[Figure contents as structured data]
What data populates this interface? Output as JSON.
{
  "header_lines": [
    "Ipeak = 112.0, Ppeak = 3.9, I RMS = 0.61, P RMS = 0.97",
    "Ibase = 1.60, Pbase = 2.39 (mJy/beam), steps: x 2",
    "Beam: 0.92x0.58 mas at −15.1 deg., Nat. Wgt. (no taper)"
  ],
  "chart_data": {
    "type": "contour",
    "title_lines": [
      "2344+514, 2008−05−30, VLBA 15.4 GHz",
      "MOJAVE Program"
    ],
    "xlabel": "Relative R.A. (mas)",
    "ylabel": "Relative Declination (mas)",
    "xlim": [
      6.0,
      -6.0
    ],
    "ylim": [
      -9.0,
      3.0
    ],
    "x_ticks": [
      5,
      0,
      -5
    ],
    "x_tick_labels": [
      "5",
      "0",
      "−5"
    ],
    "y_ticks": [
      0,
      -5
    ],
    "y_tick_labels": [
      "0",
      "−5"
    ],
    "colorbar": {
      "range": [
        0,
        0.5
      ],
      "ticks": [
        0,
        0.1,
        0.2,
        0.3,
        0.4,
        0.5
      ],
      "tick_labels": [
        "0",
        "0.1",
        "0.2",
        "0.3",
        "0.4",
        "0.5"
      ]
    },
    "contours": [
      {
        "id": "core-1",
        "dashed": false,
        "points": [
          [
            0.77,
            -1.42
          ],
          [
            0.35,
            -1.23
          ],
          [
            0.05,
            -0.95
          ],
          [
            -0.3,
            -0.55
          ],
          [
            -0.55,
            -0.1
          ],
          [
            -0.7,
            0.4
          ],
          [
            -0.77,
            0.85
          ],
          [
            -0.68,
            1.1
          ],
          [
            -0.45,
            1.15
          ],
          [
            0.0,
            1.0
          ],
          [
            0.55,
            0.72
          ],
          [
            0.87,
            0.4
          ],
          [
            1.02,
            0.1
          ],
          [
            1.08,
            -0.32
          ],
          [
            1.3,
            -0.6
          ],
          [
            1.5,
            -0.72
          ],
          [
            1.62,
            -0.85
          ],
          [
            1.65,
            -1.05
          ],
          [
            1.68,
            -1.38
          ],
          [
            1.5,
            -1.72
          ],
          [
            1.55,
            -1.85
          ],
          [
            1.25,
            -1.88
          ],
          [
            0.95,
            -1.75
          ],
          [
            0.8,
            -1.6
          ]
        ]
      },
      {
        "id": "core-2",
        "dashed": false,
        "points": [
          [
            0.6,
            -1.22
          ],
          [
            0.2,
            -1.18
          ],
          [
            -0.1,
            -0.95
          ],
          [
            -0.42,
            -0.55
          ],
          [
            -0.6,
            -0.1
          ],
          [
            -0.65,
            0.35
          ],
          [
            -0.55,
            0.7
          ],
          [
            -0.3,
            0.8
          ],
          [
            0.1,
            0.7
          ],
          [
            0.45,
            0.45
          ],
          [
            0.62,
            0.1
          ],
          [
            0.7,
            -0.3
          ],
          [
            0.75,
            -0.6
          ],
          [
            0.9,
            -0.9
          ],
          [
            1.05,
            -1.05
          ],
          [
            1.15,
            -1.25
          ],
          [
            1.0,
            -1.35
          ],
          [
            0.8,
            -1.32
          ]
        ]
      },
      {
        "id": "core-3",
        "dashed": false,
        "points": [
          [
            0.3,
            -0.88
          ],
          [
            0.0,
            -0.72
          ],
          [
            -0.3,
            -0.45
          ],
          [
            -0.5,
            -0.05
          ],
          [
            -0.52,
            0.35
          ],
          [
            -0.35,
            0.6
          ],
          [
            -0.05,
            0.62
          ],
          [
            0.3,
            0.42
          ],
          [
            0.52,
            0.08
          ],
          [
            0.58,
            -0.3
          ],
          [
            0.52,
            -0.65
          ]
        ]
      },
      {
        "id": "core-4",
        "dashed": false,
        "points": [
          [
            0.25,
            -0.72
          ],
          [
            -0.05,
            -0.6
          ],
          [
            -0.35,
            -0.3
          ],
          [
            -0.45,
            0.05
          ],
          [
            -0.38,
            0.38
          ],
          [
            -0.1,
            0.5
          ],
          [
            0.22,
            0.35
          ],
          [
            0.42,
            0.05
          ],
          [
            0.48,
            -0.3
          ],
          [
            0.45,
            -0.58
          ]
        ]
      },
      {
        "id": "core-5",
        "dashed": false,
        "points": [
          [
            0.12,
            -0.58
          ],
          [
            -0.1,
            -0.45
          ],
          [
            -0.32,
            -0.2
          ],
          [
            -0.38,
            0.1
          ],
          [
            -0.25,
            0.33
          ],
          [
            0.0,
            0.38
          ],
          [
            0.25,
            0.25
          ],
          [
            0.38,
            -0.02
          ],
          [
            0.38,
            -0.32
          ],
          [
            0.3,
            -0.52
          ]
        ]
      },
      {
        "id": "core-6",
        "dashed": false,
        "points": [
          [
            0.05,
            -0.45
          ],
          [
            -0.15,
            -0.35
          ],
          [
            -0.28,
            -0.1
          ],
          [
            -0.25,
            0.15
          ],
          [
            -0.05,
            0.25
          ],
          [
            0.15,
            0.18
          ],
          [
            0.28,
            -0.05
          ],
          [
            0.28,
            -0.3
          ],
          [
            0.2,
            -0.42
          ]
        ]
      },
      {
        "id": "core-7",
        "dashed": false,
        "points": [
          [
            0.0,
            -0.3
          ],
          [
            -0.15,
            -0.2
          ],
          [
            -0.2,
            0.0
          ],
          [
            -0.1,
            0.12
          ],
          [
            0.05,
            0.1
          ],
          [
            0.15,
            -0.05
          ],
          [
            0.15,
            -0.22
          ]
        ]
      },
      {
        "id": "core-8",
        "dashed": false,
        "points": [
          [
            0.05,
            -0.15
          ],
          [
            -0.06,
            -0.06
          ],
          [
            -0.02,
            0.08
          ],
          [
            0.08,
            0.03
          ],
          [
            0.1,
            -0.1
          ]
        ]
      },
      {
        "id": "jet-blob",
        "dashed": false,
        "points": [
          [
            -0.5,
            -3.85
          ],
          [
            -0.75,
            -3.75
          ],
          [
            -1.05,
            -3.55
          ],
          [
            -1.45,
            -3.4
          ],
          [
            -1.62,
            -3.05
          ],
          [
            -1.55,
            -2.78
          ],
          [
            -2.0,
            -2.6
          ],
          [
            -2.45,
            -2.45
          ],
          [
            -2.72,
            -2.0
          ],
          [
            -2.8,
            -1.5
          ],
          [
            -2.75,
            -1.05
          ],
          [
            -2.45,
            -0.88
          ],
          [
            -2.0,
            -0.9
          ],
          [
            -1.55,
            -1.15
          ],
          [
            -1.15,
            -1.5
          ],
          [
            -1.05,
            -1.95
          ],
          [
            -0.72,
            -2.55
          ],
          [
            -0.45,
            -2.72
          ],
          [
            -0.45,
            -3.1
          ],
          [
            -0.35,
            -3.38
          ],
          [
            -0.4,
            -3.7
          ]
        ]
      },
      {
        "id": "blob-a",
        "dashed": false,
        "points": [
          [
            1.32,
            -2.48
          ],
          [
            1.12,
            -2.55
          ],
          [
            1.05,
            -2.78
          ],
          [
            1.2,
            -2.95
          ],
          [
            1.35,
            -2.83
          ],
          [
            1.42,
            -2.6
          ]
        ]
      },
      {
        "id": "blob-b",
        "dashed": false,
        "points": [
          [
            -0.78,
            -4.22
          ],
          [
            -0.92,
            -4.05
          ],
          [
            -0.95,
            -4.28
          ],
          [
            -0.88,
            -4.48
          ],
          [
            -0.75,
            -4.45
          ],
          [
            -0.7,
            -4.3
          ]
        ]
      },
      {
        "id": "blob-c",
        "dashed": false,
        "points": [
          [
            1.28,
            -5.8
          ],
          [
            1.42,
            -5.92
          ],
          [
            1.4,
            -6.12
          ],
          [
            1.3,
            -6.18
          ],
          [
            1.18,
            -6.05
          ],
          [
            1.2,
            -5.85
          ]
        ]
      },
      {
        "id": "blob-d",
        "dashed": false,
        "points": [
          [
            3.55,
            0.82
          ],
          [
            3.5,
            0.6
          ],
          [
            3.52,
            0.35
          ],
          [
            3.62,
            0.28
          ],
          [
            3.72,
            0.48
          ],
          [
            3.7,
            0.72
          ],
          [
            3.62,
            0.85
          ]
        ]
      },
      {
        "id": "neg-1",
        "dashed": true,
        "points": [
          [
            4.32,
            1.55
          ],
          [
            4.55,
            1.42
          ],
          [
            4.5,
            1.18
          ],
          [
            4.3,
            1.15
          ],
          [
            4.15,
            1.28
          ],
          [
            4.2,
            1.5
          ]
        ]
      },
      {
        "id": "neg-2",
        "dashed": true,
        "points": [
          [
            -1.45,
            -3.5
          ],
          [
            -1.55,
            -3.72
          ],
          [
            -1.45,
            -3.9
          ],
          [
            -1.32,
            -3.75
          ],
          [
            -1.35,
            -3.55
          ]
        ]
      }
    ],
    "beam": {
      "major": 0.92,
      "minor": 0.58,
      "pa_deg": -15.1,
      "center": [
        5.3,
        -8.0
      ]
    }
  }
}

- _Task requirements_: Exactly how many lines in the data above contain the word "blob"? Respond with the number and nothing more.

- _Result of this exercise_: 5